What you will do:
Could every line of the data be copied out once more, exactly?
════════
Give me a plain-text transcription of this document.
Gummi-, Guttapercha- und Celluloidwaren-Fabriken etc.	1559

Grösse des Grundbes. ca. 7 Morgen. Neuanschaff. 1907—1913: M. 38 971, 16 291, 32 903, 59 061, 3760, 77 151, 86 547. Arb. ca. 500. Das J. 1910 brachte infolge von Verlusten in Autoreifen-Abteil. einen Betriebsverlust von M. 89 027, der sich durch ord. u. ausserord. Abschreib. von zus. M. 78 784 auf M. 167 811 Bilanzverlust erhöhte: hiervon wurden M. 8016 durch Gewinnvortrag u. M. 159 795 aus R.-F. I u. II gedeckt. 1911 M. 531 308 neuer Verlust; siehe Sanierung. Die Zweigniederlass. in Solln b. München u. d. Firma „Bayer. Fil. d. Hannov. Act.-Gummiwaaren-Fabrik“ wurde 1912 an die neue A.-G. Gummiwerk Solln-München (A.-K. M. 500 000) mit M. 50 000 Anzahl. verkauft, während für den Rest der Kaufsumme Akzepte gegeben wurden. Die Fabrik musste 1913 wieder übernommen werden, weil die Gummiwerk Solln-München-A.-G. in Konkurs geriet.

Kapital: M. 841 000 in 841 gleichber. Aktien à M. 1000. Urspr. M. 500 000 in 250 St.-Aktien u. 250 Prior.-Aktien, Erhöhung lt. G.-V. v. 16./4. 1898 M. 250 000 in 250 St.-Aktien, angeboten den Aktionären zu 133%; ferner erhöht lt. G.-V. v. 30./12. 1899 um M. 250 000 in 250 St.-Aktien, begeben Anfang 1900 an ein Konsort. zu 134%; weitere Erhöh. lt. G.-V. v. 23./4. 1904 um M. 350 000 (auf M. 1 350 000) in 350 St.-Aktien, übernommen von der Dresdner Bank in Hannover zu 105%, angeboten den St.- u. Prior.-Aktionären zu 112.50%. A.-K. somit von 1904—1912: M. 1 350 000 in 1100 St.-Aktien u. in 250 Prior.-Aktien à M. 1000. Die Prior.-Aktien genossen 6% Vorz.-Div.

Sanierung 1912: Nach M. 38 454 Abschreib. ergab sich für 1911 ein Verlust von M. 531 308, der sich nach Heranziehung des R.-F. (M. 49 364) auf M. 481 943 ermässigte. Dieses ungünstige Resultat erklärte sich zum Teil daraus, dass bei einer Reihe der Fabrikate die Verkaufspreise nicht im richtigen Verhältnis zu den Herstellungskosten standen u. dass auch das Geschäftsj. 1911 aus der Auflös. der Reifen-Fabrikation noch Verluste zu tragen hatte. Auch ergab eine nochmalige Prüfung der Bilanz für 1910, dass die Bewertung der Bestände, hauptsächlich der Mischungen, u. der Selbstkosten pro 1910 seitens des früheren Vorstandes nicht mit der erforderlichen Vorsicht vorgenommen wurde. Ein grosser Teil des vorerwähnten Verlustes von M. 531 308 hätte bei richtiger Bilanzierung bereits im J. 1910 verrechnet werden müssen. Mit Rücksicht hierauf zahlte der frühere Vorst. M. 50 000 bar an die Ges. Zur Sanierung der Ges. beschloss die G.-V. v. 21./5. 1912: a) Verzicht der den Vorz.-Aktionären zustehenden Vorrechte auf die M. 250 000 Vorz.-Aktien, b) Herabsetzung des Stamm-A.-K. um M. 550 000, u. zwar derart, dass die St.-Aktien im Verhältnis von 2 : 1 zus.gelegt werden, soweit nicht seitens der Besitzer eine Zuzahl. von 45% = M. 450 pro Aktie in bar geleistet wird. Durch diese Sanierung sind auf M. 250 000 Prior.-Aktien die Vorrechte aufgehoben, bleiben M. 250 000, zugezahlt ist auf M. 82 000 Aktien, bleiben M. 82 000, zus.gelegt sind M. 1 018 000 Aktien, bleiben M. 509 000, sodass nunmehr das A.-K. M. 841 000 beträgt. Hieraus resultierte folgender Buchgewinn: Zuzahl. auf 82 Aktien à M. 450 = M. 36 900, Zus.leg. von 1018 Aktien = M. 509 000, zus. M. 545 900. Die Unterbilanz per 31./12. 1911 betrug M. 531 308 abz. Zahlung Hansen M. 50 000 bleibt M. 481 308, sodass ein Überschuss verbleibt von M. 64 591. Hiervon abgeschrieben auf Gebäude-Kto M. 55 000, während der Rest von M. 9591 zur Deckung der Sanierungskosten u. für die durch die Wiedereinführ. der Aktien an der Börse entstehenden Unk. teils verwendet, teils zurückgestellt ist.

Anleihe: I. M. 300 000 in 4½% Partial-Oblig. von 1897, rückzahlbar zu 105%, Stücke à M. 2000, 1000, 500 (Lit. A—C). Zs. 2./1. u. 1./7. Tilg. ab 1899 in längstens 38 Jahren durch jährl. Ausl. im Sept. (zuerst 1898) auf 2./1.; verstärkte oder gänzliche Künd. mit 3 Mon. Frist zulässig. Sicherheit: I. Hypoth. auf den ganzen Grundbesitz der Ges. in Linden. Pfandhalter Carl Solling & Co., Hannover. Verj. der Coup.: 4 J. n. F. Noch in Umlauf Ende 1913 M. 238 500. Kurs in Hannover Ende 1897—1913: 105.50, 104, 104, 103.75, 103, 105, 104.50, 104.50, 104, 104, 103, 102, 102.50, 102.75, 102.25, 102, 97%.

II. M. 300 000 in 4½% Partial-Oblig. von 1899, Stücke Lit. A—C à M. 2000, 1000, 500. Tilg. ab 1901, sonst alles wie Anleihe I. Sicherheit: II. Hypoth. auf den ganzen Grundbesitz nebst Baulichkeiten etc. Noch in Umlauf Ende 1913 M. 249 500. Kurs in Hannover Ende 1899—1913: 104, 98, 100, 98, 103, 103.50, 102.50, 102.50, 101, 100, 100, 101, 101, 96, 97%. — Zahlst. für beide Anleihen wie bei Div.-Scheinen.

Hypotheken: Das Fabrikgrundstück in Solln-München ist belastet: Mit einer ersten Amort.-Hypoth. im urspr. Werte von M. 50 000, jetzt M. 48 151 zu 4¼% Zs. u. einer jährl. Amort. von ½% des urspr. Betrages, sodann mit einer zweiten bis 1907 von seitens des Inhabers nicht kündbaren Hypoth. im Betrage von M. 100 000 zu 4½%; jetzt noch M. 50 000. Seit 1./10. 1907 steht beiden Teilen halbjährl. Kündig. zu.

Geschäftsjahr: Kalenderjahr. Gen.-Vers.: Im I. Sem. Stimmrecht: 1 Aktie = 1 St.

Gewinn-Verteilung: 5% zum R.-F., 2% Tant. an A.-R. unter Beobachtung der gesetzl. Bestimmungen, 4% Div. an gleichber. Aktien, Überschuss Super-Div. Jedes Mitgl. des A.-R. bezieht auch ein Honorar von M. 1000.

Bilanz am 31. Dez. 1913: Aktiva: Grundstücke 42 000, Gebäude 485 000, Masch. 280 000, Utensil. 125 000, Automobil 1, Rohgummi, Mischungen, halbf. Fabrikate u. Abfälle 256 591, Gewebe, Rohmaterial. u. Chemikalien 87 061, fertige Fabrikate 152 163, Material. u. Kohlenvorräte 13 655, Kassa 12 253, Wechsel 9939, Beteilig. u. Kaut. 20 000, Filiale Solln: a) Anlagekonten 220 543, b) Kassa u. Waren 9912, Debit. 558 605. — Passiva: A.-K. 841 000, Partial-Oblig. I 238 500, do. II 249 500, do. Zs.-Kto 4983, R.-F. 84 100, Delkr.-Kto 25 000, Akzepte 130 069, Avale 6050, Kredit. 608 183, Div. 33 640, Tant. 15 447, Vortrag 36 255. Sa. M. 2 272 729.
════════
Solution to this exercise:
Give me a plain-text transcription of this document.
Gummi-, Guttapercha- und Celluloidwaren-Fabriken etc.	1559

Grösse des Grundbes. ca. 7 Morgen. Neuanschaff. 1907—1913: M. 38 971, 16 291, 32 903, 59 061, 3760, 77 151, 86 547. Arb. ca. 500. Das J. 1910 brachte infolge von Verlusten in Autoreifen-Abteil. einen Betriebsverlust von M. 89 027, der sich durch ord. u. ausserord. Abschreib. von zus. M. 78 784 auf M. 167 811 Bilanzverlust erhöhte: hiervon wurden M. 8016 durch Gewinnvortrag u. M. 159 795 aus R.-F. I u. II gedeckt. 1911 M. 531 308 neuer Verlust; siehe Sanierung. Die Zweigniederlass. in Solln b. München u. d. Firma „Bayer. Fil. d. Hannov. Act.-Gummiwaaren-Fabrik“ wurde 1912 an die neue A.-G. Gummiwerk Solln-München (A.-K. M. 500 000) mit M. 50 000 Anzahl. verkauft, während für den Rest der Kaufsumme Akzepte gegeben wurden. Die Fabrik musste 1913 wieder übernommen werden, weil die Gummiwerk Solln-München-A.-G. in Konkurs geriet.

Kapital: M. 841 000 in 841 gleichber. Aktien à M. 1000. Urspr. M. 500 000 in 250 St.-Aktien u. 250 Prior.-Aktien, Erhöhung lt. G.-V. v. 16./4. 1898 M. 250 000 in 250 St.-Aktien, angeboten den Aktionären zu 133%; ferner erhöht lt. G.-V. v. 30./12. 1899 um M. 250 000 in 250 St.-Aktien, begeben Anfang 1900 an ein Konsort. zu 134%; weitere Erhöh. lt. G.-V. v. 23./4. 1904 um M. 350 000 (auf M. 1 350 000) in 350 St.-Aktien, übernommen von der Dresdner Bank in Hannover zu 105%, angeboten den St.- u. Prior.-Aktionären zu 112.50%. A.-K. somit von 1904—1912: M. 1 350 000 in 1100 St.-Aktien u. in 250 Prior.-Aktien à M. 1000. Die Prior.-Aktien genossen 6% Vorz.-Div.

Sanierung 1912: Nach M. 38 454 Abschreib. ergab sich für 1911 ein Verlust von M. 531 308, der sich nach Heranziehung des R.-F. (M. 49 364) auf M. 481 943 ermässigte. Dieses ungünstige Resultat erklärte sich zum Teil daraus, dass bei einer Reihe der Fabrikate die Verkaufspreise nicht im richtigen Verhältnis zu den Herstellungskosten standen u. dass auch das Geschäftsj. 1911 aus der Auflös. der Reifen-Fabrikation noch Verluste zu tragen hatte. Auch ergab eine nochmalige Prüfung der Bilanz für 1910, dass die Bewertung der Bestände, hauptsächlich der Mischungen, u. der Selbstkosten pro 1910 seitens des früheren Vorstandes nicht mit der erforderlichen Vorsicht vorgenommen wurde. Ein grosser Teil des vorerwähnten Verlustes von M. 531 308 hätte bei richtiger Bilanzierung bereits im J. 1910 verrechnet werden müssen. Mit Rücksicht hierauf zahlte der frühere Vorst. M. 50 000 bar an die Ges. Zur Sanierung der Ges. beschloss die G.-V. v. 21./5. 1912: a) Verzicht der den Vorz.-Aktionären zustehenden Vorrechte auf die M. 250 000 Vorz.-Aktien, b) Herabsetzung des Stamm-A.-K. um M. 550 000, u. zwar derart, dass die St.-Aktien im Verhältnis von 2 : 1 zus.gelegt werden, soweit nicht seitens der Besitzer eine Zuzahl. von 45% = M. 450 pro Aktie in bar geleistet wird. Durch diese Sanierung sind auf M. 250 000 Prior.-Aktien die Vorrechte aufgehoben, bleiben M. 250 000, zugezahlt ist auf M. 82 000 Aktien, bleiben M. 82 000, zus.gelegt sind M. 1 018 000 Aktien, bleiben M. 509 000, sodass nunmehr das A.-K. M. 841 000 beträgt. Hieraus resultierte folgender Buchgewinn: Zuzahl. auf 82 Aktien à M. 450 = M. 36 900, Zus.leg. von 1018 Aktien = M. 509 000, zus. M. 545 900. Die Unterbilanz per 31./12. 1911 betrug M. 531 308 abz. Zahlung Hansen M. 50 000 bleibt M. 481 308, sodass ein Überschuss verbleibt von M. 64 591. Hiervon abgeschrieben auf Gebäude-Kto M. 55 000, während der Rest von M. 9591 zur Deckung der Sanierungskosten u. für die durch die Wiedereinführ. der Aktien an der Börse entstehenden Unk. teils verwendet, teils zurückgestellt ist.

Anleihe: I. M. 300 000 in 4½% Partial-Oblig. von 1897, rückzahlbar zu 105%, Stücke à M. 2000, 1000, 500 (Lit. A—C). Zs. 2./1. u. 1./7. Tilg. ab 1899 in längstens 38 Jahren durch jährl. Ausl. im Sept. (zuerst 1898) auf 2./1.; verstärkte oder gänzliche Künd. mit 3 Mon. Frist zulässig. Sicherheit: I. Hypoth. auf den ganzen Grundbesitz der Ges. in Linden. Pfandhalter Carl Solling & Co., Hannover. Verj. der Coup.: 4 J. n. F. Noch in Umlauf Ende 1913 M. 238 500. Kurs in Hannover Ende 1897—1913: 105.50, 104, 104, 103.75, 103, 105, 104.50, 104.50, 104, 104, 103, 102, 102.50, 102.75, 102.25, 102, 97%.

II. M. 300 000 in 4½% Partial-Oblig. von 1899, Stücke Lit. A—C à M. 2000, 1000, 500. Tilg. ab 1901, sonst alles wie Anleihe I. Sicherheit: II. Hypoth. auf den ganzen Grundbesitz nebst Baulichkeiten etc. Noch in Umlauf Ende 1913 M. 249 500. Kurs in Hannover Ende 1899—1913: 104, 98, 100, 98, 103, 103.50, 102.50, 102.50, 101, 100, 100, 101, 101, 96, 97%. — Zahlst. für beide Anleihen wie bei Div.-Scheinen.

Hypotheken: Das Fabrikgrundstück in Solln-München ist belastet: Mit einer ersten Amort.-Hypoth. im urspr. Werte von M. 50 000, jetzt M. 48 151 zu 4¼% Zs. u. einer jährl. Amort. von ½% des urspr. Betrages, sodann mit einer zweiten bis 1907 von seitens des Inhabers nicht kündbaren Hypoth. im Betrage von M. 100 000 zu 4½%; jetzt noch M. 50 000. Seit 1./10. 1907 steht beiden Teilen halbjährl. Kündig. zu.

Geschäftsjahr: Kalenderjahr. Gen.-Vers.: Im I. Sem. Stimmrecht: 1 Aktie = 1 St.

Gewinn-Verteilung: 5% zum R.-F., 2% Tant. an A.-R. unter Beobachtung der gesetzl. Bestimmungen, 4% Div. an gleichber. Aktien, Überschuss Super-Div. Jedes Mitgl. des A.-R. bezieht auch ein Honorar von M. 1000.

Bilanz am 31. Dez. 1913: Aktiva: Grundstücke 42 000, Gebäude 485 000, Masch. 280 000, Utensil. 125 000, Automobil 1, Rohgummi, Mischungen, halbf. Fabrikate u. Abfälle 256 591, Gewebe, Rohmaterial. u. Chemikalien 87 061, fertige Fabrikate 152 163, Material. u. Kohlenvorräte 13 655, Kassa 12 253, Wechsel 9939, Beteilig. u. Kaut. 20 000, Filiale Solln: a) Anlagekonten 220 543, b) Kassa u. Waren 9912, Debit. 558 605. — Passiva: A.-K. 841 000, Partial-Oblig. I 238 500, do. II 249 500, do. Zs.-Kto 4983, R.-F. 84 100, Delkr.-Kto 25 000, Akzepte 130 069, Avale 6050, Kredit. 608 183, Div. 33 640, Tant. 15 447, Vortrag 36 255. Sa. M. 2 272 729.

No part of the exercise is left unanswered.